DATA EXCERPTS
** Begin **
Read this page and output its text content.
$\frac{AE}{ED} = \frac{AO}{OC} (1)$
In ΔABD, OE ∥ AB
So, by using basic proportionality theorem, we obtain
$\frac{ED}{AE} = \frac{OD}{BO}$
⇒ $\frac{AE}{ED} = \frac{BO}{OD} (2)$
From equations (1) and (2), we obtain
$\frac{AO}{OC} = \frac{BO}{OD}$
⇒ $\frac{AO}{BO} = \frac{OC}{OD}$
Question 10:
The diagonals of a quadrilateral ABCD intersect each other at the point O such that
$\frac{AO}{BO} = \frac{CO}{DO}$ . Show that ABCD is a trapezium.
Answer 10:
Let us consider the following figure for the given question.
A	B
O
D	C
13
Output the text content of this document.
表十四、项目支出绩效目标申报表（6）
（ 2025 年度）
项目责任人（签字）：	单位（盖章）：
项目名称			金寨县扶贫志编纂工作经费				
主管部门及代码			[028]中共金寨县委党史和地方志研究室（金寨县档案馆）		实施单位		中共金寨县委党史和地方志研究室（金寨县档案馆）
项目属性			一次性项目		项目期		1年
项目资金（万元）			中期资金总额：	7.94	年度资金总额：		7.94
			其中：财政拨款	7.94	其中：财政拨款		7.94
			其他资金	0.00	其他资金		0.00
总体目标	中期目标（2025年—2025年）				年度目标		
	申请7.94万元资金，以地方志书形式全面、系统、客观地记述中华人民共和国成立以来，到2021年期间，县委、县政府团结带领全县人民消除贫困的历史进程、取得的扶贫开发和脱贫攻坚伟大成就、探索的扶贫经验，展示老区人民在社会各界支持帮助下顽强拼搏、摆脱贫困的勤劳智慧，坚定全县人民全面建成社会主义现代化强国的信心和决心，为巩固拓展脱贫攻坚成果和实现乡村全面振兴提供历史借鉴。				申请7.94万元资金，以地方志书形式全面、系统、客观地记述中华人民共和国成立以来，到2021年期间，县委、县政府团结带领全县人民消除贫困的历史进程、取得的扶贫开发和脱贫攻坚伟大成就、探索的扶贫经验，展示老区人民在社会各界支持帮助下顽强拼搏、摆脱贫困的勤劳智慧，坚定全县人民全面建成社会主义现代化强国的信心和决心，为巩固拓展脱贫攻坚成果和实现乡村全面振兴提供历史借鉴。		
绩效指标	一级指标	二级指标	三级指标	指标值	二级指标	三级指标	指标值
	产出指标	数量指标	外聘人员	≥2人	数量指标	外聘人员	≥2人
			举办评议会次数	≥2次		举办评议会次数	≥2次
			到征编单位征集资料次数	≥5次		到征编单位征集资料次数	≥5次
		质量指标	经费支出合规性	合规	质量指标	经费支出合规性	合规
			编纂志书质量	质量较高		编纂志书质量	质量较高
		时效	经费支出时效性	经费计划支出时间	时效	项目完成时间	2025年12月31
** End **
YOUR OBJECTIVE
Write out the material exactly as given.

RESULT
Read this page and output its text content.
$\frac{AE}{ED} = \frac{AO}{OC} (1)$
In ΔABD, OE ∥ AB
So, by using basic proportionality theorem, we obtain
$\frac{ED}{AE} = \frac{OD}{BO}$
⇒ $\frac{AE}{ED} = \frac{BO}{OD} (2)$
From equations (1) and (2), we obtain
$\frac{AO}{OC} = \frac{BO}{OD}$
⇒ $\frac{AO}{BO} = \frac{OC}{OD}$
Question 10:
The diagonals of a quadrilateral ABCD intersect each other at the point O such that
$\frac{AO}{BO} = \frac{CO}{DO}$ . Show that ABCD is a trapezium.
Answer 10:
Let us consider the following figure for the given question.
A	B
O
D	C
13
Output the text content of this document.
表十四、项目支出绩效目标申报表（6）
（ 2025 年度）
项目责任人（签字）：	单位（盖章）：
项目名称			金寨县扶贫志编纂工作经费				
主管部门及代码			[028]中共金寨县委党史和地方志研究室（金寨县档案馆）		实施单位		中共金寨县委党史和地方志研究室（金寨县档案馆）
项目属性			一次性项目		项目期		1年
项目资金（万元）			中期资金总额：	7.94	年度资金总额：		7.94
			其中：财政拨款	7.94	其中：财政拨款		7.94
			其他资金	0.00	其他资金		0.00
总体目标	中期目标（2025年—2025年）				年度目标		
	申请7.94万元资金，以地方志书形式全面、系统、客观地记述中华人民共和国成立以来，到2021年期间，县委、县政府团结带领全县人民消除贫困的历史进程、取得的扶贫开发和脱贫攻坚伟大成就、探索的扶贫经验，展示老区人民在社会各界支持帮助下顽强拼搏、摆脱贫困的勤劳智慧，坚定全县人民全面建成社会主义现代化强国的信心和决心，为巩固拓展脱贫攻坚成果和实现乡村全面振兴提供历史借鉴。				申请7.94万元资金，以地方志书形式全面、系统、客观地记述中华人民共和国成立以来，到2021年期间，县委、县政府团结带领全县人民消除贫困的历史进程、取得的扶贫开发和脱贫攻坚伟大成就、探索的扶贫经验，展示老区人民在社会各界支持帮助下顽强拼搏、摆脱贫困的勤劳智慧，坚定全县人民全面建成社会主义现代化强国的信心和决心，为巩固拓展脱贫攻坚成果和实现乡村全面振兴提供历史借鉴。		
绩效指标	一级指标	二级指标	三级指标	指标值	二级指标	三级指标	指标值
	产出指标	数量指标	外聘人员	≥2人	数量指标	外聘人员	≥2人
			举办评议会次数	≥2次		举办评议会次数	≥2次
			到征编单位征集资料次数	≥5次		到征编单位征集资料次数	≥5次
		质量指标	经费支出合规性	合规	质量指标	经费支出合规性	合规
			编纂志书质量	质量较高		编纂志书质量	质量较高
		时效	经费支出时效性	经费计划支出时间	时效	项目完成时间	2025年12月31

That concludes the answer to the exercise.